SELECTED EXCERPT:
--- START ---
For the 2019 elections, Gómez presented himself as a candidate for the Council for Citizen Participation and Social Control (CPCCS) and received the support of former President Rafael Correa. Among his proposals were the rejection of the privatization of public companies and the review of the actions of the previous Citizen Participation Council. Gómez was elected to the Council and took office on June 13 of the same year. Alongside councilors Victoria Desintonio and Rosa Chalá, he supported the election of José Tuárez as president of the Council of Citizen Participation.

As a member of the CPCCS, he participated in the 2019 Guayaquil LGBTQ Pride March, an event that he had attended annually since its first editions.

During his first months in the position, he announced his intention to support the review of what was done by the Transitional Citizen Participation Council. However, the National Assembly initiated a political trial process against the councilors who supported this initiative, including Gómez, for allegedly going against an opinion of the Constitutional Court that stated that the actions of the Transitional Council could not be reviewed. The impeachment trial took place on August 14, 2019. During his defense, Gómez described the Assembly's accusations as "ridiculous and impertinent" and urged the assembly members to work for the country. The Assembly finally censored Gómez and the rest of the defendants with 84 votes in favor, and they were dismissed from their positions.

=== Later political life ===
Gómez re-entered politics in 2021 and was elected alternate national assemblyman (of Alexandra Arce) by the Union for Hope coalition in the legislative elections of that year. During the election campaign, Gómez publicly committed to defending the rights of LGBTQ people from the Assembly. On September 12, 2022, he assumed the position of principal assemblyman, after the departure of the legislature of Alexandra Arce, who resigned from the Assembly to participate in the following year's sectional elections.
--- END ---
WHAT TO DO:
1/ Decide whether each statement below agrees with the passage on Gómez's political career, answering yes or no and quoting the words of the passage that settle it. (a) Gómez took office on the Council in June 2019. (b) The 2019 Guayaquil LGBTQ Pride March was the first edition Gómez attended. (c) Gómez became principal assemblyman after Alexandra Arce left the Assembly to take part in sectional elections.
2/ Return the stretch of the passage on Gómez's political career from "For the 2019" through "of Citizen Participation.", copied word for word.

LISTED ENTRIES:
--- START ---
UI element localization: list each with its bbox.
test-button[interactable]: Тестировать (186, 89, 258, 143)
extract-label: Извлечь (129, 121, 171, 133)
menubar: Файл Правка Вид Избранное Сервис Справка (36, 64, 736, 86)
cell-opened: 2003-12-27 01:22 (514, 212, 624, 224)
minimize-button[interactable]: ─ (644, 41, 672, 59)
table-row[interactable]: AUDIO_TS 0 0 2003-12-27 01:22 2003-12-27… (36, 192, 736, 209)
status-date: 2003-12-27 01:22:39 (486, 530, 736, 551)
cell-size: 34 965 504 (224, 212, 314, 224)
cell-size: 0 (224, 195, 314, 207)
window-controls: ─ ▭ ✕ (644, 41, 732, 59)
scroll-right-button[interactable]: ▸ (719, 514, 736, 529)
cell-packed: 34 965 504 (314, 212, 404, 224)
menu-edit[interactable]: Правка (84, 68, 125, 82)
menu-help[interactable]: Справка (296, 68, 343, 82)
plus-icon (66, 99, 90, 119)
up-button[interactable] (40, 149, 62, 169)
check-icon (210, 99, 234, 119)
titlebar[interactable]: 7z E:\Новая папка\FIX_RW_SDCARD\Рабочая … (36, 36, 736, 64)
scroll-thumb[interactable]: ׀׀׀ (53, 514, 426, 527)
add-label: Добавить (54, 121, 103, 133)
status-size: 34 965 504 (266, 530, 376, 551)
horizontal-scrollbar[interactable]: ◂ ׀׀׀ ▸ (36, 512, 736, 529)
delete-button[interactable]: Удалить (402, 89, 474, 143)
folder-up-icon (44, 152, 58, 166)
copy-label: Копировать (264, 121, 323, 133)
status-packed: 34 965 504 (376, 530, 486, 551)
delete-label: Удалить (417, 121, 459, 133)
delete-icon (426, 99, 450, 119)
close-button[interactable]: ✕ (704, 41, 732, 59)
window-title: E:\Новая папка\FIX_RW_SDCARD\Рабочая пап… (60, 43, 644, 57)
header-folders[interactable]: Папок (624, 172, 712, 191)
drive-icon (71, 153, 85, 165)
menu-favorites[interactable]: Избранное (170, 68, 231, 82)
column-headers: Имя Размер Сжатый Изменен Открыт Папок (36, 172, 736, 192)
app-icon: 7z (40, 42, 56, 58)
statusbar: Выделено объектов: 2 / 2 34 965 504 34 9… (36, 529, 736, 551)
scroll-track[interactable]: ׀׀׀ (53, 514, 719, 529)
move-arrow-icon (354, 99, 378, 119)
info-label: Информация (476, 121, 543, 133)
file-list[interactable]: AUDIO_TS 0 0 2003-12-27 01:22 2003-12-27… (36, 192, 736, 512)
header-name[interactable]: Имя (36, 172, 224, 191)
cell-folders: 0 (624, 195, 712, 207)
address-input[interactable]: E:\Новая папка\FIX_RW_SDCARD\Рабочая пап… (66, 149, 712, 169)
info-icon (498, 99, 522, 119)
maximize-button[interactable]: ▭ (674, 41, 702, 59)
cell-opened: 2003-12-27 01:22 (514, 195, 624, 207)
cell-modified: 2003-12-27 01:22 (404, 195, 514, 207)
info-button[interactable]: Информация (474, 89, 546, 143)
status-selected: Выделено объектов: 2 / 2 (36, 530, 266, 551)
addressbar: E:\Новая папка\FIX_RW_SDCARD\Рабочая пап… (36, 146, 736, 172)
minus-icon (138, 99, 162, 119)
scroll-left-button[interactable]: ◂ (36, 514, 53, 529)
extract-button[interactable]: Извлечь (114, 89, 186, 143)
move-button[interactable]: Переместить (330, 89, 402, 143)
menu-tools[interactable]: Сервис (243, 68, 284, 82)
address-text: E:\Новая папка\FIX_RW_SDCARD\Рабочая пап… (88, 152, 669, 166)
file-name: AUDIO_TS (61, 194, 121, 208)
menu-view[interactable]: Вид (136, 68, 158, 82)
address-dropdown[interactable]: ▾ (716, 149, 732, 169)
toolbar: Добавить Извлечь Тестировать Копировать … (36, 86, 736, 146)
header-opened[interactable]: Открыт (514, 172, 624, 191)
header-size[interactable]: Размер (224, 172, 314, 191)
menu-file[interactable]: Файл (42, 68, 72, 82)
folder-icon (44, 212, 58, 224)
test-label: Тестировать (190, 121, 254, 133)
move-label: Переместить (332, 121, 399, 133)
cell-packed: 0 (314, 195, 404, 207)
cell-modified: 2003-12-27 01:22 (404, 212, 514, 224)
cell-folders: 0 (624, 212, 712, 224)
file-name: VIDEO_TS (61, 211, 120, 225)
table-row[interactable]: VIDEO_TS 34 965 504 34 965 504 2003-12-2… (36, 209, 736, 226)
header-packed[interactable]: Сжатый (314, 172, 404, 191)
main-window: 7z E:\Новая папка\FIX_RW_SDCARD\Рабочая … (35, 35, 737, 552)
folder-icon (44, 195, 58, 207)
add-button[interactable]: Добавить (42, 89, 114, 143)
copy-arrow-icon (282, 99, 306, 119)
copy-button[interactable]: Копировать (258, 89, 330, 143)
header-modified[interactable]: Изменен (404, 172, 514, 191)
--- END ---
SOLUTIONS TO THE TASKS:
1/
(a) Yes: "Gómez was elected to the Council and took office on June 13 of the same year."
(b) No: "an event that he had attended annually since its first editions."
(c) Yes: "after the departure of the legislature of Alexandra Arce, who resigned from the Assembly to participate in the following year's sectional elections."

2/
For the 2019 elections, Gómez presented himself as a candidate for the Council for Citizen Participation and Social Control (CPCCS) and received the support of former President Rafael Correa. Among his proposals were the rejection of the privatization of public companies and the review of the actions of the previous Citizen Participation Council. Gómez was elected to the Council and took office on June 13 of the same year. Alongside councilors Victoria Desintonio and Rosa Chalá, he supported the election of José Tuárez as president of the Council of Citizen Participation.